**EXTRACT PROVIDED**:
- - -
Michigan Takes Away the “Right to Farm” in the Suburbs

Daisy Luther
Activist Post

The War on Self-Sufficiency continues, and this week’s victims are small backyard farmers in Michigan.

The “right to farm” in that state no longer exists for those who live on any property where there are 13 homes within one eighth mile or a residence within 250 feet of the property. This means that the folks who have a couple of goats, chickens, beehives, or rabbits living harmoniously in their suburban backyards are at the mercy of their local governments and their neighbors. The “right to farm” laws that are on the books originally came about when city dwellers moved to the country and complained about their rural surroundings – things like smells and animal noises. However, the law has protected many people since then who just want some freedom from the system, whether they have a couple of acres or a suburban backyard.

The issue here is that those of us who supply as much of our own food as possible are a threat to Big Agri.

Michigan Sierra Club Chapter Assistant Director Gail Philbin [said] Tuesday that she believes the action will “effectively remove Right to Farm Act protection for many urban and suburban backyard farmers raising small numbers of animals.”

“The Michigan Agriculture Commission passed up an opportunity to support one of the hottest trends in food in Michigan–public demand for access to more local, healthy, sustainable food,” Philbin said via e-mail Tuesday.
- - -
(Rows from a layout dataset)

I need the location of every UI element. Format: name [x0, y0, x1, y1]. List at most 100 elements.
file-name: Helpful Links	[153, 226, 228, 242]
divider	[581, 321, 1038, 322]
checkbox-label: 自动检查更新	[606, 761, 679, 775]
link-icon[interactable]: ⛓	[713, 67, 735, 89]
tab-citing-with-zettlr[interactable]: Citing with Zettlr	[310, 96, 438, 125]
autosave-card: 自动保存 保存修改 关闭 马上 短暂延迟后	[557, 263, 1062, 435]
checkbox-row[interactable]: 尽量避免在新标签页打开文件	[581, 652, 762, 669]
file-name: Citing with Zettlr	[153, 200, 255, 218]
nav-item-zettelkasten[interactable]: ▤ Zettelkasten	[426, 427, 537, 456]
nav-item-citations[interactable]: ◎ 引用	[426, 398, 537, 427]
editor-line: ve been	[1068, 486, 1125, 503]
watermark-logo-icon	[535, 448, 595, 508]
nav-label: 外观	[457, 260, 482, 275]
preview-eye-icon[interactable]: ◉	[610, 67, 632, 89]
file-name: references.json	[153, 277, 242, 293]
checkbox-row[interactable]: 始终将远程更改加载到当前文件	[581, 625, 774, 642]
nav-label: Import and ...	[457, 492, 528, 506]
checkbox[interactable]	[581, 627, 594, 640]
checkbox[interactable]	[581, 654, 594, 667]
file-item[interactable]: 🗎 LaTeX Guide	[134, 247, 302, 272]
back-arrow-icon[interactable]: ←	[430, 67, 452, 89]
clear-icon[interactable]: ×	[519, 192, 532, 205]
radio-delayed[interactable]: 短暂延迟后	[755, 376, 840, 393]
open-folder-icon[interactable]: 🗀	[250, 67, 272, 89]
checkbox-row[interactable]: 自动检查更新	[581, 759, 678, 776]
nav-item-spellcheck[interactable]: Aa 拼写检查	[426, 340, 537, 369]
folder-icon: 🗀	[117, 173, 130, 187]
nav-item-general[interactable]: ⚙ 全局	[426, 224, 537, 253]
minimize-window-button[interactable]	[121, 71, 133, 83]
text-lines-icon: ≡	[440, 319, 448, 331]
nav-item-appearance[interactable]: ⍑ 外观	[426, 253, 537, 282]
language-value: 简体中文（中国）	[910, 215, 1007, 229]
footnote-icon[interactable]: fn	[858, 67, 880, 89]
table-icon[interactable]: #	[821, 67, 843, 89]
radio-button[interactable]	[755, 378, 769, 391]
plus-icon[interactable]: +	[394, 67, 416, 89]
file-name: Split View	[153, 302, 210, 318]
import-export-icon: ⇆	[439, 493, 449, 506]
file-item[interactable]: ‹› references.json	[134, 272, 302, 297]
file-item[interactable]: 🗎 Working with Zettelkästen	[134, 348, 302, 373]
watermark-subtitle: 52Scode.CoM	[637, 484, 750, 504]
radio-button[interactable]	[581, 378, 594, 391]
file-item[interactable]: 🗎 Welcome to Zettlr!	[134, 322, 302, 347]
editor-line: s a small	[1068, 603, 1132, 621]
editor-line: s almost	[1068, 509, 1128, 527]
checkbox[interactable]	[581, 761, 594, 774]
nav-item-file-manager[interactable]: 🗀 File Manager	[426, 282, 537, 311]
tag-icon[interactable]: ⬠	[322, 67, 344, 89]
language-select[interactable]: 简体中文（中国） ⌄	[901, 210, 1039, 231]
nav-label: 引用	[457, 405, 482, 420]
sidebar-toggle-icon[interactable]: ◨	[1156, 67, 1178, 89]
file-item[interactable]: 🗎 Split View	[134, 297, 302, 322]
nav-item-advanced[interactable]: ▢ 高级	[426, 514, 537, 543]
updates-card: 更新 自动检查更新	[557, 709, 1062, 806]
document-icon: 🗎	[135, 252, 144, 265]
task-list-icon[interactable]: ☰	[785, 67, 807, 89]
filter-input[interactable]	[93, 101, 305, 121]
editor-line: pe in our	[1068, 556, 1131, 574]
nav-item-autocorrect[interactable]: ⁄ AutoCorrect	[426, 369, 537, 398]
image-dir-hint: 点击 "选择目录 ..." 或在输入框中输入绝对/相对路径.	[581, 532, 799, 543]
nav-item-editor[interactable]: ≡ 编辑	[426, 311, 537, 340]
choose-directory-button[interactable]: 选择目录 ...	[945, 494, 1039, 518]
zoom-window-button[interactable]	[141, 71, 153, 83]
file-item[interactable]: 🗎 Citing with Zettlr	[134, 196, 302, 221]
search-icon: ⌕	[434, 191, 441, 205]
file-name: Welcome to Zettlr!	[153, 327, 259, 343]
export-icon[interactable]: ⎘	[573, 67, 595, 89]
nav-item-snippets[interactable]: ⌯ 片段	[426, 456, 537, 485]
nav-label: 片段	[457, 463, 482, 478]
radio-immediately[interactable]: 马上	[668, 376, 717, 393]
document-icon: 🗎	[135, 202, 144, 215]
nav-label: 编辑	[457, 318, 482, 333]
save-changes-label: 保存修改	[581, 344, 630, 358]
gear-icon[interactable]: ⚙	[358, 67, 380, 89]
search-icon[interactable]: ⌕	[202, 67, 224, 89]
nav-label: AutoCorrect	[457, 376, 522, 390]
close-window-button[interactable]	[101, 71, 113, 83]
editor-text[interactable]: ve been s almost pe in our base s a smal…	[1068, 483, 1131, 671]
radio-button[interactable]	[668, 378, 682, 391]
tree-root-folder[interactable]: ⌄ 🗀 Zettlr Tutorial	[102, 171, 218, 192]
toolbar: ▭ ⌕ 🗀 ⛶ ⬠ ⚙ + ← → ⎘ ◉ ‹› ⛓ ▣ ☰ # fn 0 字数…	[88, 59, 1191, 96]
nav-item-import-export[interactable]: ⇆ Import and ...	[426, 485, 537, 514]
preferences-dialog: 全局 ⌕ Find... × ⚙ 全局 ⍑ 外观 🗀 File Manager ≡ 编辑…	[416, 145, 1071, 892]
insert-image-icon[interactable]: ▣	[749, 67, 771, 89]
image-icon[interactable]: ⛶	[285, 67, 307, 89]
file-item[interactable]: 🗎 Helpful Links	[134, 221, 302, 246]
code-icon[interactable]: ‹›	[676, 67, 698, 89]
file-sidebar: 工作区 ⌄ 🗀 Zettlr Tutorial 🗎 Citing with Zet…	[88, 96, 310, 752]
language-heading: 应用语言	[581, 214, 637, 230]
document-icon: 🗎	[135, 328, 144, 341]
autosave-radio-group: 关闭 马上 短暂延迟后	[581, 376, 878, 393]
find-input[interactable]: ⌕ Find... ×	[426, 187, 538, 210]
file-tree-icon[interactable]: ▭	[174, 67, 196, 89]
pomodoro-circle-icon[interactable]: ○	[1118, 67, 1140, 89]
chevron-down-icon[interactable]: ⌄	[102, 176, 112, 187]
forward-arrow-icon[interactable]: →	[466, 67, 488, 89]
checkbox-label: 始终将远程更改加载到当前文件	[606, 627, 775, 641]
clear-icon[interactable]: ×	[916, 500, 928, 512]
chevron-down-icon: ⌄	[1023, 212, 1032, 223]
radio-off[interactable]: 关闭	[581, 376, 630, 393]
- - -
**INSTRUCTIONS**:
1. In two sentences, summarize the article on Michigan's "right to farm" change.
2. According to the article on Michigan's "right to farm" change, what originally gave rise to the "right to farm" laws?
3. Write a continuation of the article on Michigan's "right to farm" change, picking up after its final sentence.

**EXPECTED RESULTS**:
1. Michigan's "right to farm" no longer applies to properties with 13 homes within one eighth mile or a residence within 250 feet, which leaves suburban keepers of a few goats, chickens, beehives, or rabbits at the mercy of their local governments and neighbors. Michigan Sierra Club Chapter Assistant Director Gail Philbin said the action will remove Right to Farm Act protection for many urban and suburban backyard farmers and that the Michigan Agriculture Commission passed up a chance to support public demand for local, healthy, sustainable food.

2. City dwellers who moved to the country complained about their rural surroundings, such as smells and animal noises.

3.
“The commission is essentially taking sides in the marketplace, ” she said.

She credited commissioners with listening thoughtfully to dozens of people who commented in opposition of the changes.

“However, in the end,” she said, “the commission made only minor modifications to the rules that, for the most part, won’t change the reality facing the growing number of citizens around the state who seek some control over the quality of what they feed their families.

She said the changes favor large farming operations and leave thousands of people who simply want to grow their own food “to fend for themselves.” (source)

Many Michigan residents are unhappy with the ruling. The Inquistor reports:

Kim White, who raises chickens and rabbits, said, “They don’t want us little guys feeding ourselves. They want us to go all to the big farms. They want to do away with small farms and I believe that is what’s motivating it.”

…Shady Grove Farm in Gwinn, Michigan is the six and a half acre home to 150 egg-laying hens that provide eggs to a local co-op and a local restaurant. The small Michigan farm also homes sheep for wool and a few turkeys and meat chickens to provide fresh healthy, local poultry. “We produce food with integrity,” Randy Buchler told The Blaze about Shady Grove Farm. “Everything we do here is 100 percent natural — we like to say it’s beyond organic. We take a lot of pride and care in what we’re doing here.” Shady Grove Farm was doing its part to bring healthy, local, organic food to the tables of Gwinn residents, and it mirrors the attitudes of hundreds of other small farming operations in Michigan and thousands of others popping up around the nation.

…“Farm Bureau has become another special interest beholden to big business and out of touch with small farmers, and constitutional and property rights of the little guy,” Pine Hallow Farms wrote to the Michigan Small Farm Council. (source)

This is not Michigan’s first attack on those who defy Big Agri. Back in 2012, a farmer had his heritage pigs declared an “invasive species” and was ordered to have them destroyed, even though his family had been raising that same breed for generations.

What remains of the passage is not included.